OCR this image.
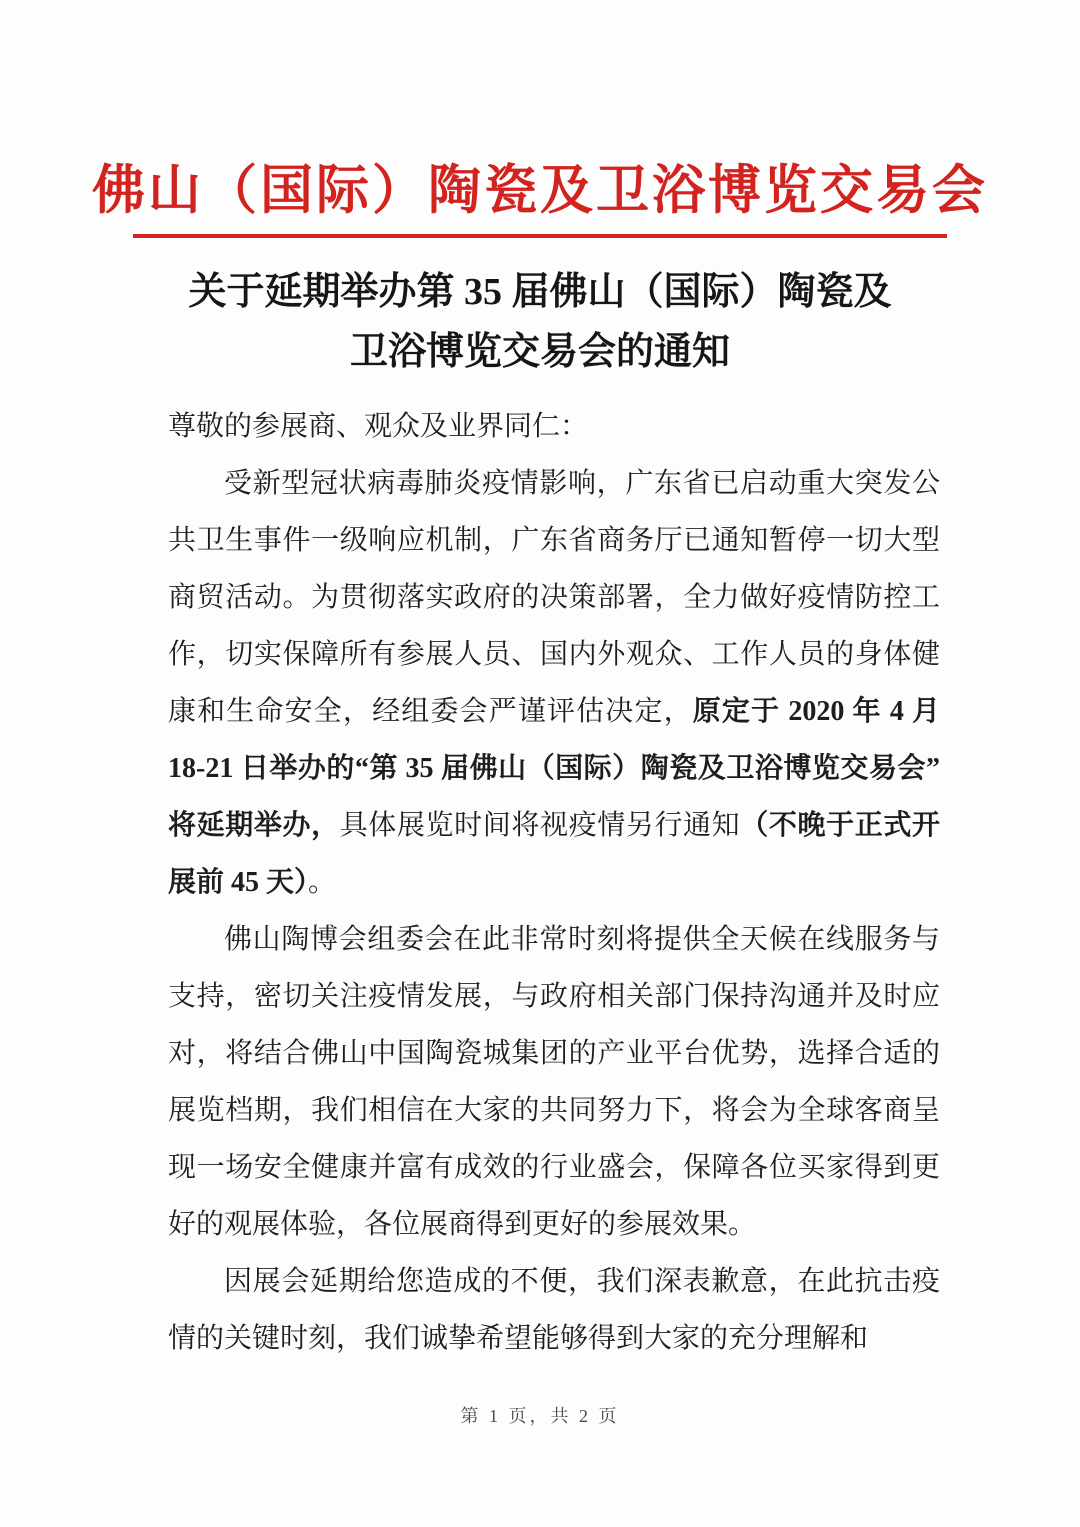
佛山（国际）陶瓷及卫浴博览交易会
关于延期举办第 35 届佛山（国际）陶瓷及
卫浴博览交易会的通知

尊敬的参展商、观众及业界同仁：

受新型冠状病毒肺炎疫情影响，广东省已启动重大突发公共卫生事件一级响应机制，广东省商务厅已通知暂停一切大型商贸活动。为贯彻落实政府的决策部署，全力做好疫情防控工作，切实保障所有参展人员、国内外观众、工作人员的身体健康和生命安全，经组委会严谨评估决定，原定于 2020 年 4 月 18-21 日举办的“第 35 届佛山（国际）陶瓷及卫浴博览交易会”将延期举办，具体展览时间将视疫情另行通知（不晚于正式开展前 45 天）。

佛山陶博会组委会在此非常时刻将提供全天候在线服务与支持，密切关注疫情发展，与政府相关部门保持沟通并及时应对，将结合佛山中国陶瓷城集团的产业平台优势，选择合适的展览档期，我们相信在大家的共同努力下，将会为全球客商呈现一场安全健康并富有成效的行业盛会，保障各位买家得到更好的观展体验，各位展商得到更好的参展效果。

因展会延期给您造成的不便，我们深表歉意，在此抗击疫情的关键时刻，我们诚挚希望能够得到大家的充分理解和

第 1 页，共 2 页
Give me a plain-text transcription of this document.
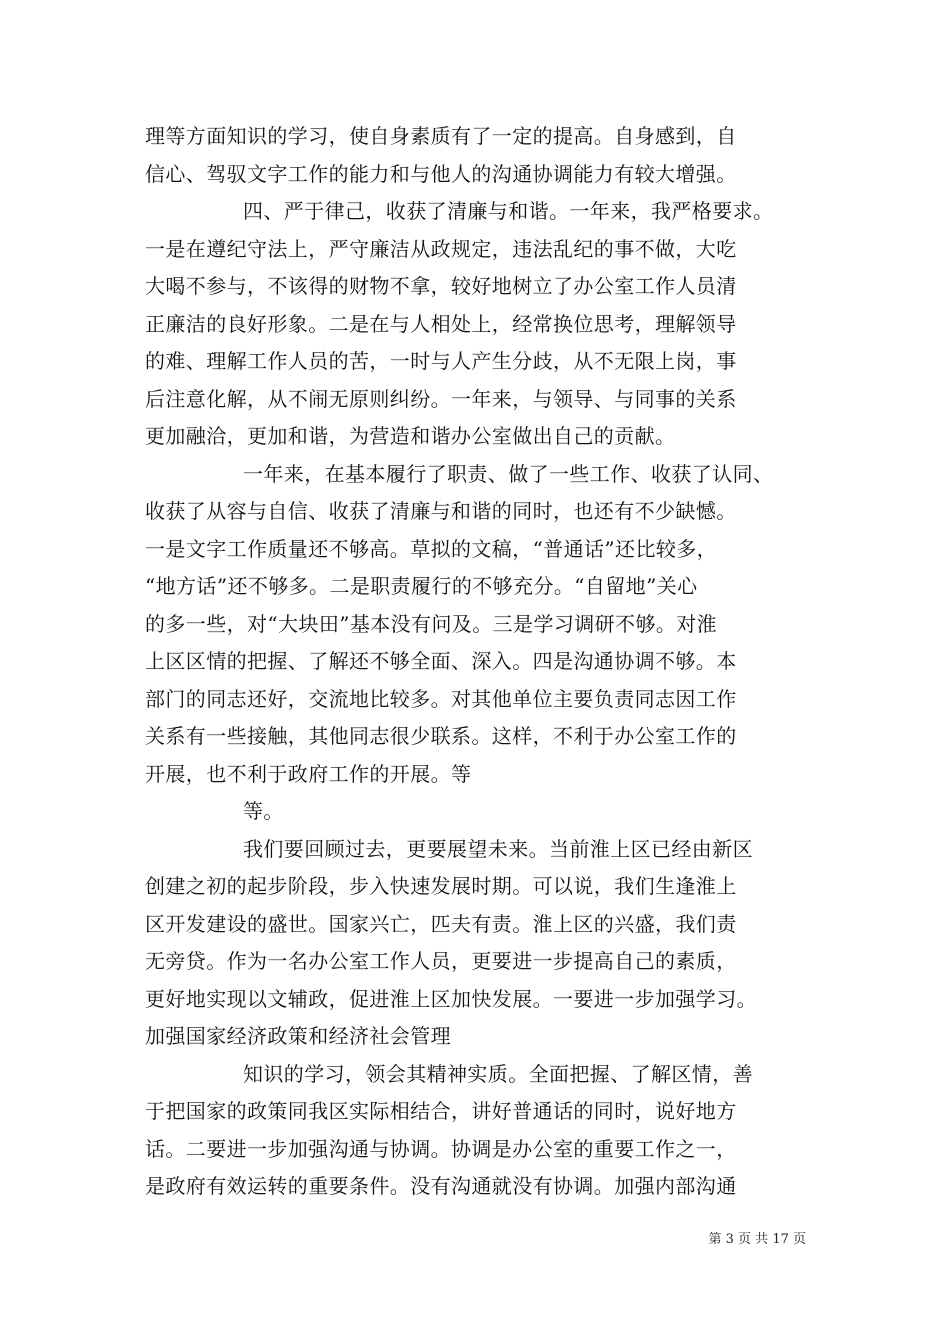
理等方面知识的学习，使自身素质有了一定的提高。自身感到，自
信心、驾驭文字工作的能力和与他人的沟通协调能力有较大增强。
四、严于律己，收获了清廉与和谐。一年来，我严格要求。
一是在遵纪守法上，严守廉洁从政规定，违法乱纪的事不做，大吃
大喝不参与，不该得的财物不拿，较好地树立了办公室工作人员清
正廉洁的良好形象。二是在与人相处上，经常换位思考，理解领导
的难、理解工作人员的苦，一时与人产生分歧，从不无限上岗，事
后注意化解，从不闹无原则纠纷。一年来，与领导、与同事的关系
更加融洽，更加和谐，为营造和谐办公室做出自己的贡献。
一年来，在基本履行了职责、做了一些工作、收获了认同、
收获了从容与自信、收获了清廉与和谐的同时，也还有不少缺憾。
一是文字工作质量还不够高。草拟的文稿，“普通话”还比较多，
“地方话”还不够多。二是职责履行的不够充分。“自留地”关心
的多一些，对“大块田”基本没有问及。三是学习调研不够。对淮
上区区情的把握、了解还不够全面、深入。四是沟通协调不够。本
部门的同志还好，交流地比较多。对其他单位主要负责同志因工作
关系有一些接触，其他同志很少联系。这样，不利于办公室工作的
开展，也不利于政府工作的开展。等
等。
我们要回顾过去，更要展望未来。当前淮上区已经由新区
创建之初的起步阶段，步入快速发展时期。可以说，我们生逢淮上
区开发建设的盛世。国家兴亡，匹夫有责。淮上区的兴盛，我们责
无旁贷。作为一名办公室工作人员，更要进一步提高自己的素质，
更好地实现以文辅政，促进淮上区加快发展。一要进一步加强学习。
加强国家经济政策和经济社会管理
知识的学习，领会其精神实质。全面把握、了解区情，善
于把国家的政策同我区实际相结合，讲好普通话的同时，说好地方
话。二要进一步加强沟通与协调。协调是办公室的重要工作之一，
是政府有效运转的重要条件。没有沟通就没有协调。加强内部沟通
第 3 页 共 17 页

* * *

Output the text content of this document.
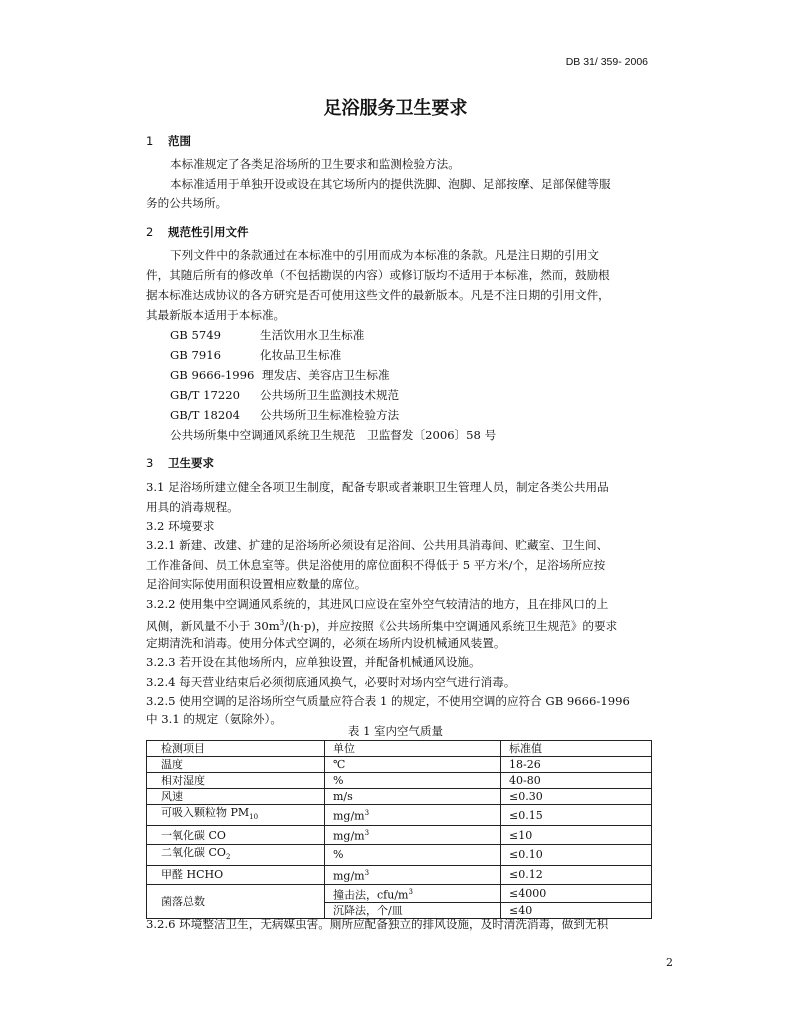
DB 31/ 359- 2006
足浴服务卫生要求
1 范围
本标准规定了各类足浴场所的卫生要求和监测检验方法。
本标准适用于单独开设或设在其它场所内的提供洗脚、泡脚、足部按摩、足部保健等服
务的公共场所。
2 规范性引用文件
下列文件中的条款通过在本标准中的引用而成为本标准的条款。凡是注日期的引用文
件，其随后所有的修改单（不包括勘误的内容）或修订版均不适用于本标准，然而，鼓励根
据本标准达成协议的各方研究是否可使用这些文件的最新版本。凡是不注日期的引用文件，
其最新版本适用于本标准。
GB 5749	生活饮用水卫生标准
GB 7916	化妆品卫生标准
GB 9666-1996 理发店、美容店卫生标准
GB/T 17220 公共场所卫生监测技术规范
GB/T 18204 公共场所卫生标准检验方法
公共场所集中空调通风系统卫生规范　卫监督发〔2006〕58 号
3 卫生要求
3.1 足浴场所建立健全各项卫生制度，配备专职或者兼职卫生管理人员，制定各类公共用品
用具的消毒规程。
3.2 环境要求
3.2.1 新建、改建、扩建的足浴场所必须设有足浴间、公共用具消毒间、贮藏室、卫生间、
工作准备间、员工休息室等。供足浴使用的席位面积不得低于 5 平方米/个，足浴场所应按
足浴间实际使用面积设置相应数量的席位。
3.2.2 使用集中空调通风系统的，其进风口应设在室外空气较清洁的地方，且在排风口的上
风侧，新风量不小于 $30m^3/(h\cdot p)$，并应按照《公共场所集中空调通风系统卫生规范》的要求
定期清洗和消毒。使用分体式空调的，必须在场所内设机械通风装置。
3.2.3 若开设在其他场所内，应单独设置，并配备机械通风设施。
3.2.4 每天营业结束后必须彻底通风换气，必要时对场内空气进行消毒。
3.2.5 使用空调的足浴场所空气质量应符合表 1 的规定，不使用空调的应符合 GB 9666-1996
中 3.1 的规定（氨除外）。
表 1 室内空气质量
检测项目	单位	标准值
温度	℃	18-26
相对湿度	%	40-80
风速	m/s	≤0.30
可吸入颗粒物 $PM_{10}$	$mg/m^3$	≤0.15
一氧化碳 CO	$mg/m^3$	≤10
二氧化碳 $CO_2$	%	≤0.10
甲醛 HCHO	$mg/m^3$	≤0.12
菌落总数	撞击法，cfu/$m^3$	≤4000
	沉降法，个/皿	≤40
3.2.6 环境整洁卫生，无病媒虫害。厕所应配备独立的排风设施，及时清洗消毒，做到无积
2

» **Work required**: From the entries above, pull out each line that includes "this".

» **Exercise answer**:
OCR this image.
Give me a plain-text transcription of this document.
Output the text content of this document.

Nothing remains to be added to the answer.